**Exercise description:**
Each line of the listing that contains the word "efectos" is to be copied.

-- START Data for this exercise --

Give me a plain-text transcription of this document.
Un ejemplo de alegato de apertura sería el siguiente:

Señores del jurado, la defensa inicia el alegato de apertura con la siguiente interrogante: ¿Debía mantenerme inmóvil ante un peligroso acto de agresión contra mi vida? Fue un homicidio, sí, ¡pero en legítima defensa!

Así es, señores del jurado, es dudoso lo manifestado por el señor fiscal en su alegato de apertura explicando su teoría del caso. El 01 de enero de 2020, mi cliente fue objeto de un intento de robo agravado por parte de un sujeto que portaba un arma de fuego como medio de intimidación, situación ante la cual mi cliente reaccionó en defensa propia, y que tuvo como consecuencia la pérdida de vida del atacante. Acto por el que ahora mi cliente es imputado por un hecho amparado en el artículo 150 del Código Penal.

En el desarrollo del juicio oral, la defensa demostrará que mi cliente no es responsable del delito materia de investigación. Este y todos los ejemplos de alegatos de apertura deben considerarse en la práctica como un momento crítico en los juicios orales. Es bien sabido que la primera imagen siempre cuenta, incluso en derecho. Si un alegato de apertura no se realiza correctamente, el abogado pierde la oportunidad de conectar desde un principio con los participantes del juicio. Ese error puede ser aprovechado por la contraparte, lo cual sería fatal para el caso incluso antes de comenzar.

-- END Data for this exercise --
-- START Data for this exercise --

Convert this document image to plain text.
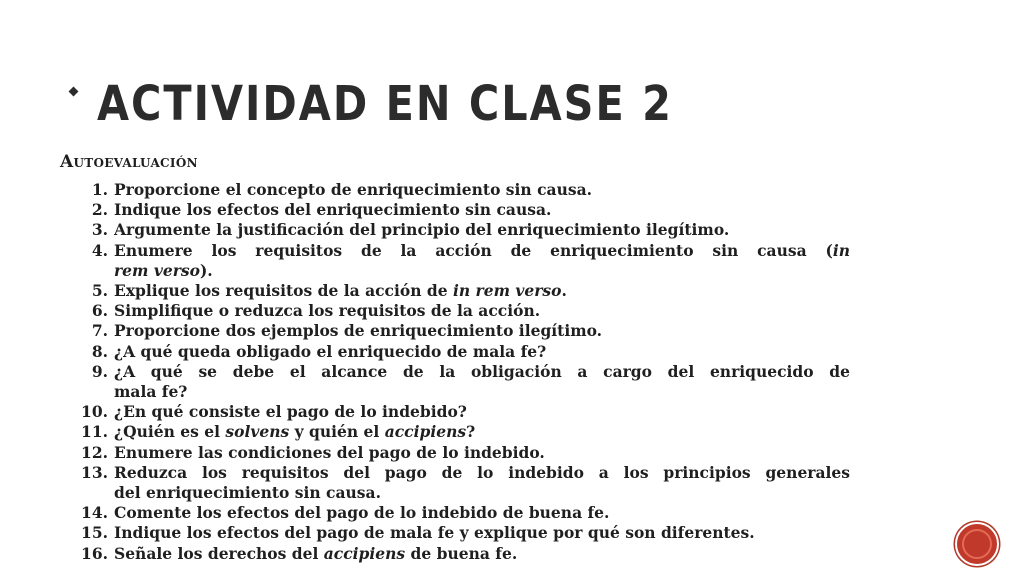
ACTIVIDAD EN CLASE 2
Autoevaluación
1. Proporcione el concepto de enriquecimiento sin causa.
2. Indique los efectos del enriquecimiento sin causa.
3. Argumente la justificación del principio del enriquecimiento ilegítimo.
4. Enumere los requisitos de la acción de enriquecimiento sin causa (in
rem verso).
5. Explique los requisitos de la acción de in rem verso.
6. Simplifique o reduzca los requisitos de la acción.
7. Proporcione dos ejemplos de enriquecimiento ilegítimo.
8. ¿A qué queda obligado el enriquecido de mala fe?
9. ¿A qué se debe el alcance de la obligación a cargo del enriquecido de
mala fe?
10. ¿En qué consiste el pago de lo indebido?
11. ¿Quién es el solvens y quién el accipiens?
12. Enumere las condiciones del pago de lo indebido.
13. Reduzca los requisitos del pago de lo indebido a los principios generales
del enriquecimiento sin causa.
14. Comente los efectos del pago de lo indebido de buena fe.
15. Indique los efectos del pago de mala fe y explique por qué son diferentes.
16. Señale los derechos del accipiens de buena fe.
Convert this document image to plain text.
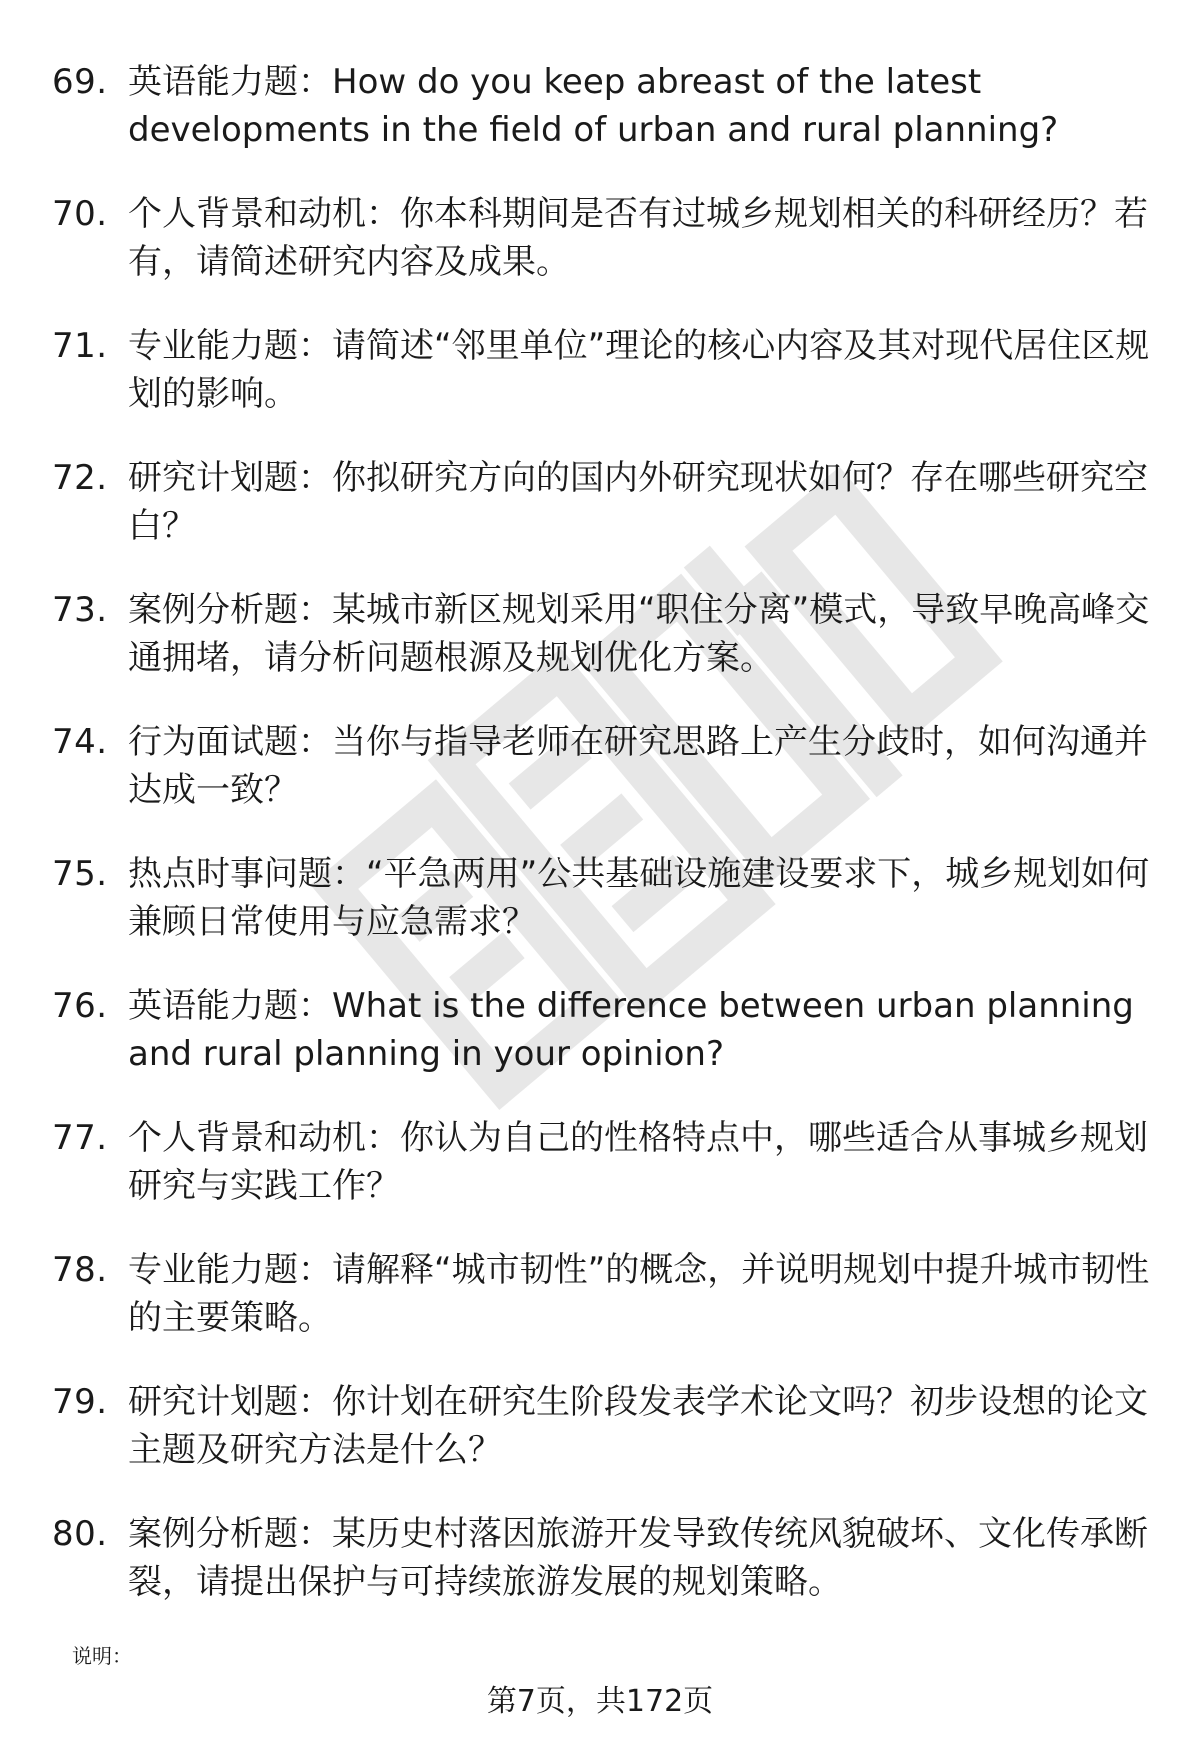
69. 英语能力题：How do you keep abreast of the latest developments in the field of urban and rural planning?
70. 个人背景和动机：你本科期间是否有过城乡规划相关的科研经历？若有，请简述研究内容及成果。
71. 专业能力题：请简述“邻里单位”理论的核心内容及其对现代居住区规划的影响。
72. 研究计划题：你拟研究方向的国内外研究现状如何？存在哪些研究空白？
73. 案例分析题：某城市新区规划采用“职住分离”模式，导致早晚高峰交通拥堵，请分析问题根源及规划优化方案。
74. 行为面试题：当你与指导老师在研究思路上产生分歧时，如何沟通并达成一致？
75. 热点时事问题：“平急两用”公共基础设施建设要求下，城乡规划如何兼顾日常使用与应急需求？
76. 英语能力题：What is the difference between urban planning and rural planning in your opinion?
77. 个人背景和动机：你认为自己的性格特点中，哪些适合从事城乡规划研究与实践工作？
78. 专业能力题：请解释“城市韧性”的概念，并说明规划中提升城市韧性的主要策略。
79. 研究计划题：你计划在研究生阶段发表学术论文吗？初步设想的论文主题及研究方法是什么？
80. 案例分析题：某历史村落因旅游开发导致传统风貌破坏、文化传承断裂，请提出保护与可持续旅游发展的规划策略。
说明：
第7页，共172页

-- END Data for this exercise --
-- START Data for this exercise --

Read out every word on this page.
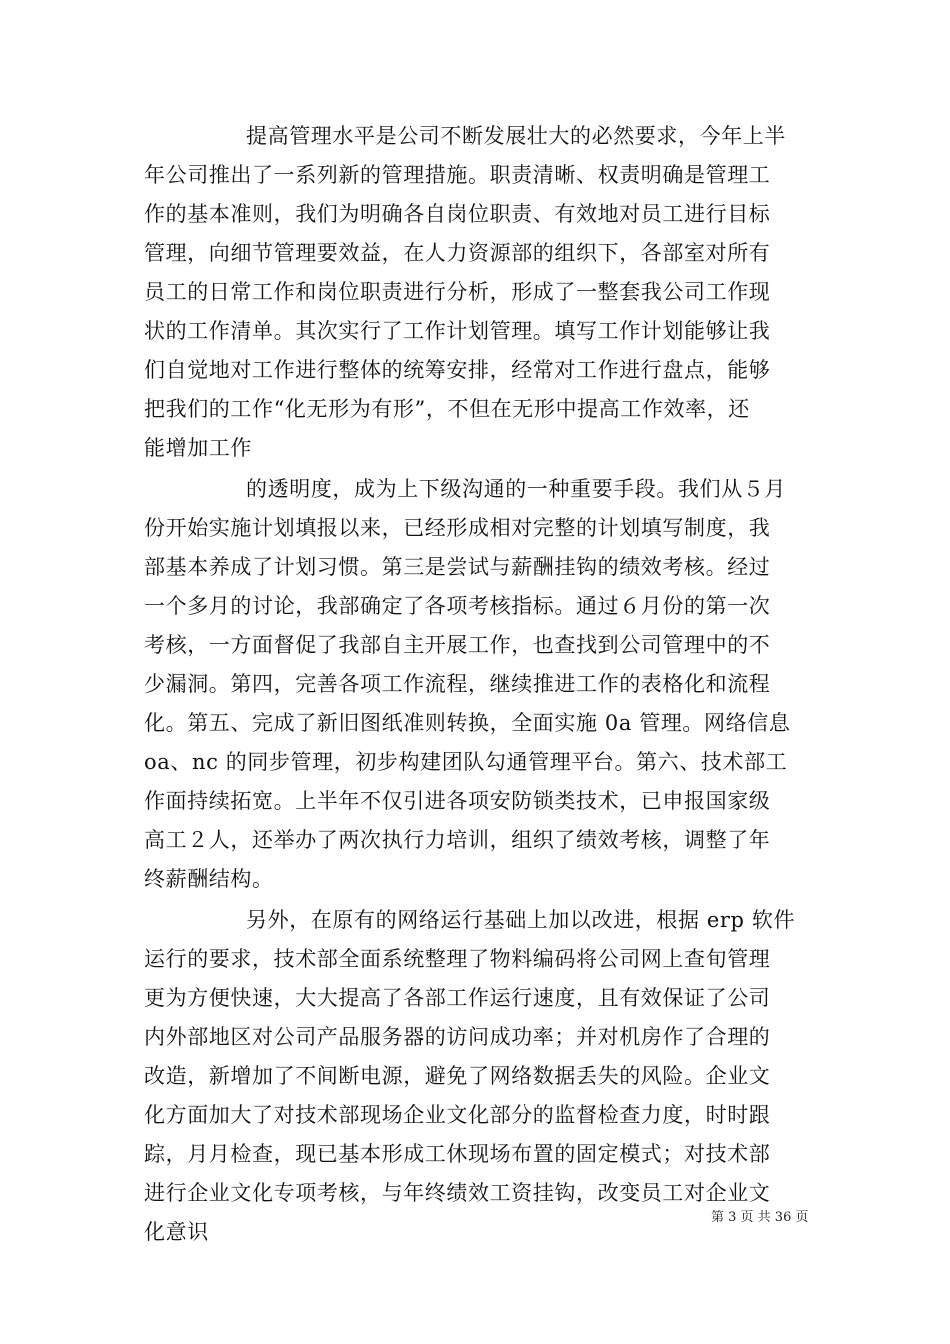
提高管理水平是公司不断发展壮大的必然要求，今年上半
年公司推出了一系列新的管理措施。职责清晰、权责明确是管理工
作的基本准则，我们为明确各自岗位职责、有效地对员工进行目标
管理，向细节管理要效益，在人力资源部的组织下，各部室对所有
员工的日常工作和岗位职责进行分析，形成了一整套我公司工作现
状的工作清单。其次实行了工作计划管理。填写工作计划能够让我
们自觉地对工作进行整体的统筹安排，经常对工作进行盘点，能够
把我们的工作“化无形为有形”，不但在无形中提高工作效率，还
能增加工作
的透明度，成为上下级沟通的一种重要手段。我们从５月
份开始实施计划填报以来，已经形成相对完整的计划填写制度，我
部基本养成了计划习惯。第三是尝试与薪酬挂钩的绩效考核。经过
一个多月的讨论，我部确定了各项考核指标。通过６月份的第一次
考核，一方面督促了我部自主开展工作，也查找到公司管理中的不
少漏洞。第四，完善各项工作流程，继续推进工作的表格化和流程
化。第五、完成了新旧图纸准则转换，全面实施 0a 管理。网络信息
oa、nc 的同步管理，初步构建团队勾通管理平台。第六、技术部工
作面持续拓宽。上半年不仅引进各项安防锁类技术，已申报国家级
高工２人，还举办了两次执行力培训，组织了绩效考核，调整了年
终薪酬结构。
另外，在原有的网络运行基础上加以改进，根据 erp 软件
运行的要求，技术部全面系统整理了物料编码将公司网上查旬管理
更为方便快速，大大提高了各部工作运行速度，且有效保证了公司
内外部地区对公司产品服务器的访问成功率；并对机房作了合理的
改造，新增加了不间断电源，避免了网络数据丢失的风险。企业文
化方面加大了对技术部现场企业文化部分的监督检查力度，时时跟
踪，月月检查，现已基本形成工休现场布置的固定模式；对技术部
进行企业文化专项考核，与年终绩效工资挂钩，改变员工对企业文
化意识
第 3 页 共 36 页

-- END Data for this exercise --

**The result:**
2. Indique los efectos del enriquecimiento sin causa.
14. Comente los efectos del pago de lo indebido de buena fe.
15. Indique los efectos del pago de mala fe y explique por qué son diferentes.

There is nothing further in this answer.